(YOUR GOAL) Set out the lines of the material running from the one containing "attribute-line: 独立攻击+50 [456, 585, 552, 603]" through the one containing "card-source-note: 注：再战魔界频道虚空法师罗恩处兑换 [216, 80, 450, 121]" as a numbered list, omitting any blank lines.

#####

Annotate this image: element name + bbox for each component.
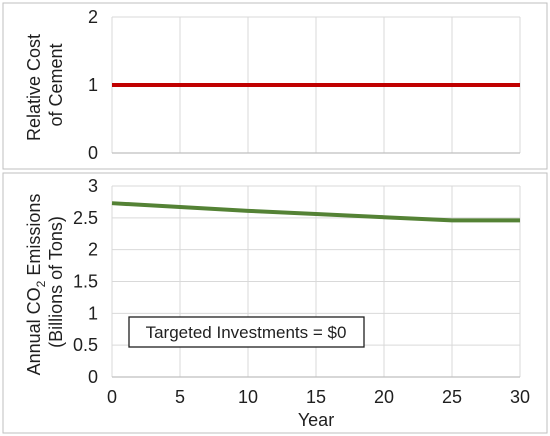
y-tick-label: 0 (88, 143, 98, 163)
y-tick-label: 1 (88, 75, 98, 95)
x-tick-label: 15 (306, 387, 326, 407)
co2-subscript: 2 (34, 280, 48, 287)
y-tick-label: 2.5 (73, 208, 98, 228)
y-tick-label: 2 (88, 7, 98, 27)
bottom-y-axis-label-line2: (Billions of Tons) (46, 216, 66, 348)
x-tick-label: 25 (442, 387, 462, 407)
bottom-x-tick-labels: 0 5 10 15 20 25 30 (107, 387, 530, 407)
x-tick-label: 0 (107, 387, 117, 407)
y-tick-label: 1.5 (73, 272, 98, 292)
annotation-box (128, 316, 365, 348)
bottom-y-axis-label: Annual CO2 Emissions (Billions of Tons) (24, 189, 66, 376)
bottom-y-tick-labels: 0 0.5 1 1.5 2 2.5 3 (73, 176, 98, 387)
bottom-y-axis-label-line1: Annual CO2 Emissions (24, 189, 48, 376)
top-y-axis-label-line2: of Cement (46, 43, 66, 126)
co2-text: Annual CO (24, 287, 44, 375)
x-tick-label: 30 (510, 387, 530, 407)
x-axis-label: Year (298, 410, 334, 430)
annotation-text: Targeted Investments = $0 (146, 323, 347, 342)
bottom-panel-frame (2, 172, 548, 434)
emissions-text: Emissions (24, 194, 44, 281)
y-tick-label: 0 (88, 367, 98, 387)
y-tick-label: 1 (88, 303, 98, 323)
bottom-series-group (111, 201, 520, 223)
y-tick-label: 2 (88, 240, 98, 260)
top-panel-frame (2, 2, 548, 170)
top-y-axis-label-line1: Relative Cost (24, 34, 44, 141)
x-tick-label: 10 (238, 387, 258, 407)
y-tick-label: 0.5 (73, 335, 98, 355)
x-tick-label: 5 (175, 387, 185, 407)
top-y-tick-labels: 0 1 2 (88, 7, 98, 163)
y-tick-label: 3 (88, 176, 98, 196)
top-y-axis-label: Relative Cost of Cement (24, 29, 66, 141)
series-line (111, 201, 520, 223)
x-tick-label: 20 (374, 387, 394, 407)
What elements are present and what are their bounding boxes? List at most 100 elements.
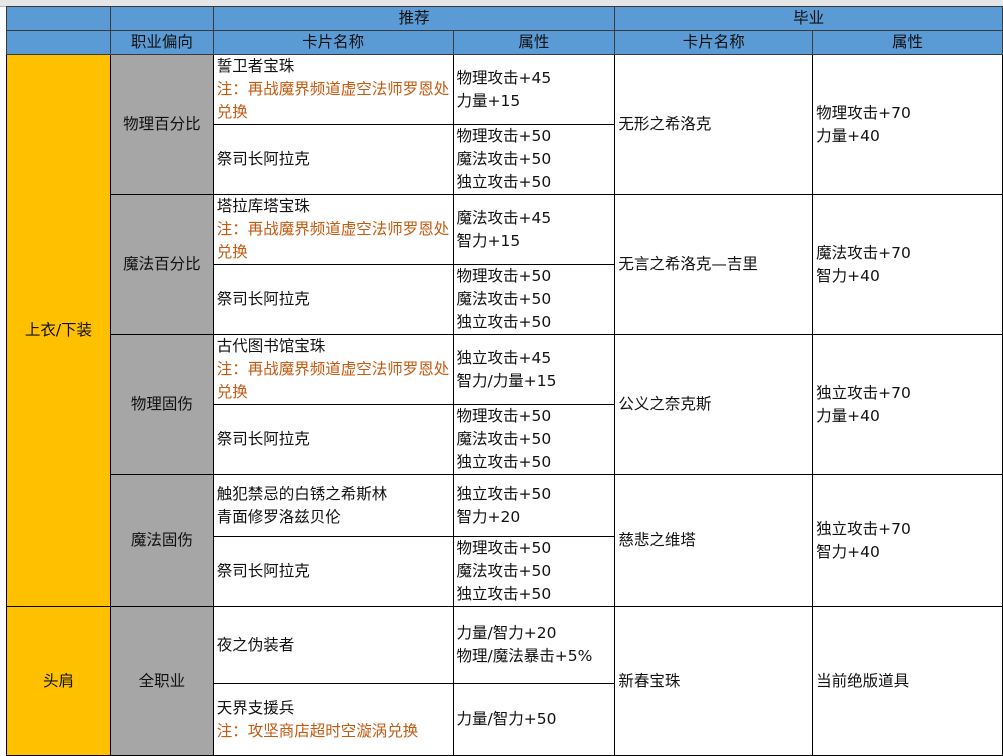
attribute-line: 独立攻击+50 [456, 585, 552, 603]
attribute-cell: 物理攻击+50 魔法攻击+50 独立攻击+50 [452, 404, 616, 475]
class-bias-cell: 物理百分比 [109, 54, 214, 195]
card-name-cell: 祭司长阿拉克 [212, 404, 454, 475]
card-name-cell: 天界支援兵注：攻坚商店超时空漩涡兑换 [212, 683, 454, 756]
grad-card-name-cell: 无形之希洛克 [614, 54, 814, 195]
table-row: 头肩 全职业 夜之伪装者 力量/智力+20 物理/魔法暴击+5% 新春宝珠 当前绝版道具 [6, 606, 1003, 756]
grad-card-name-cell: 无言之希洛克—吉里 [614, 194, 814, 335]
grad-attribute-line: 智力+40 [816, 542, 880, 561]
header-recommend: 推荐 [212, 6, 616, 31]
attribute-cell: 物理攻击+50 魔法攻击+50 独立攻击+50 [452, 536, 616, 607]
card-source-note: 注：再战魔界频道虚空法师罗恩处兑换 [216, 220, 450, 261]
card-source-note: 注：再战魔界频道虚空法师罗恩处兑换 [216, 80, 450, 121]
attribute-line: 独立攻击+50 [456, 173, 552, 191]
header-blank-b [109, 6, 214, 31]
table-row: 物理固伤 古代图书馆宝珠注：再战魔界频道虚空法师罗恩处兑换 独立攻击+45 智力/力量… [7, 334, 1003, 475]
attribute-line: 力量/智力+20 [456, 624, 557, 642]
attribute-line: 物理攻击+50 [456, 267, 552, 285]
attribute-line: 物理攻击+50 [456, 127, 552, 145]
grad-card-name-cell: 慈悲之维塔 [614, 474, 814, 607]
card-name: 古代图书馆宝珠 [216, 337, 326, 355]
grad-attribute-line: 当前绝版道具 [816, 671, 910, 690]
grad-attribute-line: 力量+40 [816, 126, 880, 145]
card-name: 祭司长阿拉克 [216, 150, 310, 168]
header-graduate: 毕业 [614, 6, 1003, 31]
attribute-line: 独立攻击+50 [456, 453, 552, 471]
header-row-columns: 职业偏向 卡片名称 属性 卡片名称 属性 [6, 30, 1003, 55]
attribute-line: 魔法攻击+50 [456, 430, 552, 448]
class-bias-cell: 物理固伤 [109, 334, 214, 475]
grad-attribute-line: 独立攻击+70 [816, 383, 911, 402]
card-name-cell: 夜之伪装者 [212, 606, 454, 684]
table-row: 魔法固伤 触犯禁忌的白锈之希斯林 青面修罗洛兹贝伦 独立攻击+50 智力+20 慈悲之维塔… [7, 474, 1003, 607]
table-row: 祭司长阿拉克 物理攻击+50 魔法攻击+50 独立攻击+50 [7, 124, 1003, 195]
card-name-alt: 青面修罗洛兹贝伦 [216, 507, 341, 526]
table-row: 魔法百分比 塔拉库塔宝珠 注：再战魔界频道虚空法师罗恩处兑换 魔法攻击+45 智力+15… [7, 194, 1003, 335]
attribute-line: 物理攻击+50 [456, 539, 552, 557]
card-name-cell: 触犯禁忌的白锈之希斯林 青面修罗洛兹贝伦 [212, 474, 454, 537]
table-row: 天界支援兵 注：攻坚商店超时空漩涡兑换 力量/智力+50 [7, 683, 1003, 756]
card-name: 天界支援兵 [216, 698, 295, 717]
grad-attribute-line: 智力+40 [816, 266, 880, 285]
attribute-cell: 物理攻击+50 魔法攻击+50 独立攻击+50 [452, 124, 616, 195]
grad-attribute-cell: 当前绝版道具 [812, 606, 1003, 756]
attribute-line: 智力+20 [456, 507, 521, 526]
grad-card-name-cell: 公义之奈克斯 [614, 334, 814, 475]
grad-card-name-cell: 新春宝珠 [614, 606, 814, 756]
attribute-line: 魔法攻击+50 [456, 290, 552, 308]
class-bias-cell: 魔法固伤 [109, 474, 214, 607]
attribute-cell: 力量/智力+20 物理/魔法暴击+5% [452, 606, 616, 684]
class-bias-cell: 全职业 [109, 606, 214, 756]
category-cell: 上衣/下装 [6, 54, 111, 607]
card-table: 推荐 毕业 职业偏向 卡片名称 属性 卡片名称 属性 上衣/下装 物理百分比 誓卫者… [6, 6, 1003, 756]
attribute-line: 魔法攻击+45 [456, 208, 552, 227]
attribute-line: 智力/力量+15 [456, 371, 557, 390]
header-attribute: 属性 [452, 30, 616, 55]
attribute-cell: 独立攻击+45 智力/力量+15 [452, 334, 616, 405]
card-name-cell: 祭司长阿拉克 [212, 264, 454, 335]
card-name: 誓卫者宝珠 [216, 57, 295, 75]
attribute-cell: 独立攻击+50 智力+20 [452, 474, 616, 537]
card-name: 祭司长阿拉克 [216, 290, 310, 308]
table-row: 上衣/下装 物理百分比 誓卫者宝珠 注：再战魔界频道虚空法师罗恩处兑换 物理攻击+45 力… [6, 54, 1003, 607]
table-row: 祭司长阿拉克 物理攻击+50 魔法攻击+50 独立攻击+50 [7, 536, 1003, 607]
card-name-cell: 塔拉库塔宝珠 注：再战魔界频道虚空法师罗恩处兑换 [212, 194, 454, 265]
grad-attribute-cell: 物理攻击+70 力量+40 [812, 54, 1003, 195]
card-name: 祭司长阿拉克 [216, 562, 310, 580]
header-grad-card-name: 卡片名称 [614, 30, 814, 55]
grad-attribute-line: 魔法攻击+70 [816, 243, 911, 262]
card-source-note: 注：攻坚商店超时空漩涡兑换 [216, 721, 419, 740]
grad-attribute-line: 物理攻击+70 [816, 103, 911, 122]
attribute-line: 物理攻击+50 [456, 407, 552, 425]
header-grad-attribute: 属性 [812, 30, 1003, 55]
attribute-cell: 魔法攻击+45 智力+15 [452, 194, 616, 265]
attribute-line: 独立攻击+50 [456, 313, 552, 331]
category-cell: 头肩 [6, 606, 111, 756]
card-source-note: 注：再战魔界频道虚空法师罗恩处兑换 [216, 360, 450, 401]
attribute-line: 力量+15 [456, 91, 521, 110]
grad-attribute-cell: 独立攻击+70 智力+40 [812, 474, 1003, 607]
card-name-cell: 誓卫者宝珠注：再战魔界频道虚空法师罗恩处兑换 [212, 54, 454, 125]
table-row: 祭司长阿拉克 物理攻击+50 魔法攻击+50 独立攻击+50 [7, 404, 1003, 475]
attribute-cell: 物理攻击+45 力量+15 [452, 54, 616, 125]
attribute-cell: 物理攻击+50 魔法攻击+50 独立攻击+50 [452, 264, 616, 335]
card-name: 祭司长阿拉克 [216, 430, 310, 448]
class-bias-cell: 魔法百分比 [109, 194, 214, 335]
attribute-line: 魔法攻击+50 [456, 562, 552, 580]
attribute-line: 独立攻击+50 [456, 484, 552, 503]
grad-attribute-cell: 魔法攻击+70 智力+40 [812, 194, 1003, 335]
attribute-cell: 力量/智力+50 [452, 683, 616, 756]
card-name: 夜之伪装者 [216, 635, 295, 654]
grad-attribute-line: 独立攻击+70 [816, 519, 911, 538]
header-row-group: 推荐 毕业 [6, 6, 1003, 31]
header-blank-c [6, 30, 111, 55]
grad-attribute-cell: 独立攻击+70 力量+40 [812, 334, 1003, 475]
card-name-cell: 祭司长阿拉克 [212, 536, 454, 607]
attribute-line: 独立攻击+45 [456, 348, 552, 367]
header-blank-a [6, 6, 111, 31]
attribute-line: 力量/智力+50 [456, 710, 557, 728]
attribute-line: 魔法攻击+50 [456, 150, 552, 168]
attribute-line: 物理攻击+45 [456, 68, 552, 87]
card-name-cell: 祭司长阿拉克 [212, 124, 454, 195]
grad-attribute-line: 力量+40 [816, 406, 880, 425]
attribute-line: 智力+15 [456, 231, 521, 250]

#####

(SOLUTION TO THIS TASK)
1. attribute-line: 独立攻击+50 [456, 585, 552, 603]
2. attribute-cell: 物理攻击+50 魔法攻击+50 独立攻击+50 [452, 404, 616, 475]
3. class-bias-cell: 物理百分比 [109, 54, 214, 195]
4. card-name-cell: 祭司长阿拉克 [212, 404, 454, 475]
5. card-name-cell: 天界支援兵注：攻坚商店超时空漩涡兑换 [212, 683, 454, 756]
6. grad-card-name-cell: 无形之希洛克 [614, 54, 814, 195]
7. table-row: 头肩 全职业 夜之伪装者 力量/智力+20 物理/魔法暴击+5% 新春宝珠 当前绝版道具 [6, 606, 1003, 756]
8. grad-card-name-cell: 无言之希洛克—吉里 [614, 194, 814, 335]
9. grad-attribute-line: 智力+40 [816, 542, 880, 561]
10. header-recommend: 推荐 [212, 6, 616, 31]
11. attribute-cell: 物理攻击+50 魔法攻击+50 独立攻击+50 [452, 536, 616, 607]
12. card-source-note: 注：再战魔界频道虚空法师罗恩处兑换 [216, 220, 450, 261]
13. card-source-note: 注：再战魔界频道虚空法师罗恩处兑换 [216, 80, 450, 121]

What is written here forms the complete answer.